- **Exercise brief**: Lines containing the word "стены" are the ones to copy from the records below.
+---+
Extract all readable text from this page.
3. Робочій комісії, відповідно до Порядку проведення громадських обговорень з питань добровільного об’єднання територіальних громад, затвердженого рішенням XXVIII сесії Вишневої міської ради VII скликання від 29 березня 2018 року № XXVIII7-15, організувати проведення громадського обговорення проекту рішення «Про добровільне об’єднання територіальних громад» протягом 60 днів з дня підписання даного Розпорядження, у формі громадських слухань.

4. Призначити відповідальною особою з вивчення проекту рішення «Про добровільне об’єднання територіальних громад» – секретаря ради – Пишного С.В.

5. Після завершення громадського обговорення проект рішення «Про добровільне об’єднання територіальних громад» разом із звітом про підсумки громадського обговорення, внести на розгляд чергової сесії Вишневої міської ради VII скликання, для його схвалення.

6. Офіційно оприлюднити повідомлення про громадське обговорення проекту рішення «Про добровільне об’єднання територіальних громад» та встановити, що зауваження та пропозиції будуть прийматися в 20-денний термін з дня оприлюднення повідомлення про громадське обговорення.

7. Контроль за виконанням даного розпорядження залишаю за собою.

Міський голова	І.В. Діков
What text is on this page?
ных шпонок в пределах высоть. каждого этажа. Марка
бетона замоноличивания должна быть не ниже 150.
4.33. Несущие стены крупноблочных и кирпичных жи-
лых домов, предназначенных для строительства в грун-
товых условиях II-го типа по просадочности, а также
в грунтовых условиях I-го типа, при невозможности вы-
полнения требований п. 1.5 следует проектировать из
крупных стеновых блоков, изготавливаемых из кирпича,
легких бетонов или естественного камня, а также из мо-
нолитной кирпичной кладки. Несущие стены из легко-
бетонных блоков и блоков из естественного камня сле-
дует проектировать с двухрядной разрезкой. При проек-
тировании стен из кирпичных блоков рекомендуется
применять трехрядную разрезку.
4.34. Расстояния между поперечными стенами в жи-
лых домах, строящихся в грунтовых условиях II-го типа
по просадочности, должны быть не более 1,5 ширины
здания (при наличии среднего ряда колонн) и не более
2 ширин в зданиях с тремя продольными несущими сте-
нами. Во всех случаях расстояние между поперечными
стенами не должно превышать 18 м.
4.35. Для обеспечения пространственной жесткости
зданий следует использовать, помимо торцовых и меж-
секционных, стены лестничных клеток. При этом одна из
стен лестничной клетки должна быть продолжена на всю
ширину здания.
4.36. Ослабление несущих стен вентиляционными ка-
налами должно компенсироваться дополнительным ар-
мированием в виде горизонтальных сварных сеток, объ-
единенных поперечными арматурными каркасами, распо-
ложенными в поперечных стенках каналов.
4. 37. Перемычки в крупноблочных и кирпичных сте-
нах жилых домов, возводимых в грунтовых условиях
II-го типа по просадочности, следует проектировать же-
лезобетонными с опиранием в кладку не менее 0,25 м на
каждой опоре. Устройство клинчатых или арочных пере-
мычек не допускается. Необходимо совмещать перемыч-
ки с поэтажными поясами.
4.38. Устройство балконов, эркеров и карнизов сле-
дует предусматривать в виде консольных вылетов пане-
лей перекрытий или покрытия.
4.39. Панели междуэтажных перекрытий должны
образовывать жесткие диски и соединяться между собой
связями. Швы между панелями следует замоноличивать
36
+---+
- **Exercise solution**:
4.33. Несущие стены крупноблочных и кирпичных жи-
нолитной кирпичной кладки. Несущие стены из легко-
секционных, стены лестничных клеток. При этом одна из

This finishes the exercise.